> **Aim of the task**
Give the listing below again in full, exactly as written.

━━━ Data for the task

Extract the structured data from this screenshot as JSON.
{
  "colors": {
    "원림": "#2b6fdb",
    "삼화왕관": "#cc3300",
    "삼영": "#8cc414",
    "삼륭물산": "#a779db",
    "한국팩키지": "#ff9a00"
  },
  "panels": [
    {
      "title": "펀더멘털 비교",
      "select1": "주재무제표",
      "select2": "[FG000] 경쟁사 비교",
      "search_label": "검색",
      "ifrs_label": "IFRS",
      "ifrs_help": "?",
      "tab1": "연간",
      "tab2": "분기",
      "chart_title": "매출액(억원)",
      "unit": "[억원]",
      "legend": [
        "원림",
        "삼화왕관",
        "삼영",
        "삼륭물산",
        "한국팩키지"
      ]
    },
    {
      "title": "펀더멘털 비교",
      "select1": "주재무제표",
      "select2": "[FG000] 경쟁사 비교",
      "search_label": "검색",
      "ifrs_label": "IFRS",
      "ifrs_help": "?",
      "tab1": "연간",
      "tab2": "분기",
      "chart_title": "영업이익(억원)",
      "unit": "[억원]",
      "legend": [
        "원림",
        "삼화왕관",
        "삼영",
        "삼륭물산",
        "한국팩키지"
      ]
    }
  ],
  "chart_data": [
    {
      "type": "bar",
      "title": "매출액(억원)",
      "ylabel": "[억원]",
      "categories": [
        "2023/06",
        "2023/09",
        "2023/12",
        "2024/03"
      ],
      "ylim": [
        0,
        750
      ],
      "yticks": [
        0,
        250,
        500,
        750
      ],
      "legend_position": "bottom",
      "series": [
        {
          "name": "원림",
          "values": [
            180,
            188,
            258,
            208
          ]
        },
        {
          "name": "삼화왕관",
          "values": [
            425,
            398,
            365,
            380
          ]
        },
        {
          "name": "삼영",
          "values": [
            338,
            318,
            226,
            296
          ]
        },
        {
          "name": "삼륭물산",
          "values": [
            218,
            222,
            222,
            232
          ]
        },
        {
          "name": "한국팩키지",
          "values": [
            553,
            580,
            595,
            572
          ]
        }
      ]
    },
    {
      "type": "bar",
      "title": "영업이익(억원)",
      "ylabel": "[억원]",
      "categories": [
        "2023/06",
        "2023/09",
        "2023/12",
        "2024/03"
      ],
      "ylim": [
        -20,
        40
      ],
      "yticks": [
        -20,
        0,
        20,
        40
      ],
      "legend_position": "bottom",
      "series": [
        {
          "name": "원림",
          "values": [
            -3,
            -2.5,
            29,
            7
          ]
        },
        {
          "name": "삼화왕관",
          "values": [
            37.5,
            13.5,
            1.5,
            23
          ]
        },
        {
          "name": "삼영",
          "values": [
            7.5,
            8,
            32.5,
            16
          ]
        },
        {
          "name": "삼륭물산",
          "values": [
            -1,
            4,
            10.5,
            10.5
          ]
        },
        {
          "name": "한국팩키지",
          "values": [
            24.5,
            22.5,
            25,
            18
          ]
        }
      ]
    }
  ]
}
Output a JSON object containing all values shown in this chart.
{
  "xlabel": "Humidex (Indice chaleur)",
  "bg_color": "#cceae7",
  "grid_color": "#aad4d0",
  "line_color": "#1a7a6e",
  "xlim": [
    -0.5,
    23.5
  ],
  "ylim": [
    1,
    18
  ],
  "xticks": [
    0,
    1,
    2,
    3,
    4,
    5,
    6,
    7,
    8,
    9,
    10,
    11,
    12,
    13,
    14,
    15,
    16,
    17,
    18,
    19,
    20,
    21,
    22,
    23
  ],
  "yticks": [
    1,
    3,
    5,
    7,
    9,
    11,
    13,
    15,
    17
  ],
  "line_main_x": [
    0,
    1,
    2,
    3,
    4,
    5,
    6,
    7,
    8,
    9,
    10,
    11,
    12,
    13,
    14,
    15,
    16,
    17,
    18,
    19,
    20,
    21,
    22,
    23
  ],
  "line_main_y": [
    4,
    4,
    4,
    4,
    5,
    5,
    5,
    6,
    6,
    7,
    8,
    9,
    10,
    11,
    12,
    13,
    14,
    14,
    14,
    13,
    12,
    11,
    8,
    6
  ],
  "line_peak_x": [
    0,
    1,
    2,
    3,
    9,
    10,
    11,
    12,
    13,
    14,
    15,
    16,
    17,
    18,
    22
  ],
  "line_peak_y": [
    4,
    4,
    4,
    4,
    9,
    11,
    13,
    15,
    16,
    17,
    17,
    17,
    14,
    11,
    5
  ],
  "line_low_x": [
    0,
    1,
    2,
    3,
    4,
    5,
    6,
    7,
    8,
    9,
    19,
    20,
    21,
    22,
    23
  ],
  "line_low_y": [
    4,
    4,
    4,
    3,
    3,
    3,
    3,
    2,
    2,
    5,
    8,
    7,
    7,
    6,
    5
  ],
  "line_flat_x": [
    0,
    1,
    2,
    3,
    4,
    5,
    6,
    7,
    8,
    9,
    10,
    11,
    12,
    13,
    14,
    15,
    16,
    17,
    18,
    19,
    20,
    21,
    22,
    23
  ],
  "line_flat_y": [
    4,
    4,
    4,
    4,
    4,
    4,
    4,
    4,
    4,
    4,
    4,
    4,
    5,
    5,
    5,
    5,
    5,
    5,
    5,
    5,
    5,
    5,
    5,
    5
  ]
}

━━━━━━

> **Full answer**
Extract the structured data from this screenshot as JSON.
{
  "colors": {
    "원림": "#2b6fdb",
    "삼화왕관": "#cc3300",
    "삼영": "#8cc414",
    "삼륭물산": "#a779db",
    "한국팩키지": "#ff9a00"
  },
  "panels": [
    {
      "title": "펀더멘털 비교",
      "select1": "주재무제표",
      "select2": "[FG000] 경쟁사 비교",
      "search_label": "검색",
      "ifrs_label": "IFRS",
      "ifrs_help": "?",
      "tab1": "연간",
      "tab2": "분기",
      "chart_title": "매출액(억원)",
      "unit": "[억원]",
      "legend": [
        "원림",
        "삼화왕관",
        "삼영",
        "삼륭물산",
        "한국팩키지"
      ]
    },
    {
      "title": "펀더멘털 비교",
      "select1": "주재무제표",
      "select2": "[FG000] 경쟁사 비교",
      "search_label": "검색",
      "ifrs_label": "IFRS",
      "ifrs_help": "?",
      "tab1": "연간",
      "tab2": "분기",
      "chart_title": "영업이익(억원)",
      "unit": "[억원]",
      "legend": [
        "원림",
        "삼화왕관",
        "삼영",
        "삼륭물산",
        "한국팩키지"
      ]
    }
  ],
  "chart_data": [
    {
      "type": "bar",
      "title": "매출액(억원)",
      "ylabel": "[억원]",
      "categories": [
        "2023/06",
        "2023/09",
        "2023/12",
        "2024/03"
      ],
      "ylim": [
        0,
        750
      ],
      "yticks": [
        0,
        250,
        500,
        750
      ],
      "legend_position": "bottom",
      "series": [
        {
          "name": "원림",
          "values": [
            180,
            188,
            258,
            208
          ]
        },
        {
          "name": "삼화왕관",
          "values": [
            425,
            398,
            365,
            380
          ]
        },
        {
          "name": "삼영",
          "values": [
            338,
            318,
            226,
            296
          ]
        },
        {
          "name": "삼륭물산",
          "values": [
            218,
            222,
            222,
            232
          ]
        },
        {
          "name": "한국팩키지",
          "values": [
            553,
            580,
            595,
            572
          ]
        }
      ]
    },
    {
      "type": "bar",
      "title": "영업이익(억원)",
      "ylabel": "[억원]",
      "categories": [
        "2023/06",
        "2023/09",
        "2023/12",
        "2024/03"
      ],
      "ylim": [
        -20,
        40
      ],
      "yticks": [
        -20,
        0,
        20,
        40
      ],
      "legend_position": "bottom",
      "series": [
        {
          "name": "원림",
          "values": [
            -3,
            -2.5,
            29,
            7
          ]
        },
        {
          "name": "삼화왕관",
          "values": [
            37.5,
            13.5,
            1.5,
            23
          ]
        },
        {
          "name": "삼영",
          "values": [
            7.5,
            8,
            32.5,
            16
          ]
        },
        {
          "name": "삼륭물산",
          "values": [
            -1,
            4,
            10.5,
            10.5
          ]
        },
        {
          "name": "한국팩키지",
          "values": [
            24.5,
            22.5,
            25,
            18
          ]
        }
      ]
    }
  ]
}
Output a JSON object containing all values shown in this chart.
{
  "xlabel": "Humidex (Indice chaleur)",
  "bg_color": "#cceae7",
  "grid_color": "#aad4d0",
  "line_color": "#1a7a6e",
  "xlim": [
    -0.5,
    23.5
  ],
  "ylim": [
    1,
    18
  ],
  "xticks": [
    0,
    1,
    2,
    3,
    4,
    5,
    6,
    7,
    8,
    9,
    10,
    11,
    12,
    13,
    14,
    15,
    16,
    17,
    18,
    19,
    20,
    21,
    22,
    23
  ],
  "yticks": [
    1,
    3,
    5,
    7,
    9,
    11,
    13,
    15,
    17
  ],
  "line_main_x": [
    0,
    1,
    2,
    3,
    4,
    5,
    6,
    7,
    8,
    9,
    10,
    11,
    12,
    13,
    14,
    15,
    16,
    17,
    18,
    19,
    20,
    21,
    22,
    23
  ],
  "line_main_y": [
    4,
    4,
    4,
    4,
    5,
    5,
    5,
    6,
    6,
    7,
    8,
    9,
    10,
    11,
    12,
    13,
    14,
    14,
    14,
    13,
    12,
    11,
    8,
    6
  ],
  "line_peak_x": [
    0,
    1,
    2,
    3,
    9,
    10,
    11,
    12,
    13,
    14,
    15,
    16,
    17,
    18,
    22
  ],
  "line_peak_y": [
    4,
    4,
    4,
    4,
    9,
    11,
    13,
    15,
    16,
    17,
    17,
    17,
    14,
    11,
    5
  ],
  "line_low_x": [
    0,
    1,
    2,
    3,
    4,
    5,
    6,
    7,
    8,
    9,
    19,
    20,
    21,
    22,
    23
  ],
  "line_low_y": [
    4,
    4,
    4,
    3,
    3,
    3,
    3,
    2,
    2,
    5,
    8,
    7,
    7,
    6,
    5
  ],
  "line_flat_x": [
    0,
    1,
    2,
    3,
    4,
    5,
    6,
    7,
    8,
    9,
    10,
    11,
    12,
    13,
    14,
    15,
    16,
    17,
    18,
    19,
    20,
    21,
    22,
    23
  ],
  "line_flat_y": [
    4,
    4,
    4,
    4,
    4,
    4,
    4,
    4,
    4,
    4,
    4,
    4,
    5,
    5,
    5,
    5,
    5,
    5,
    5,
    5,
    5,
    5,
    5,
    5
  ]
}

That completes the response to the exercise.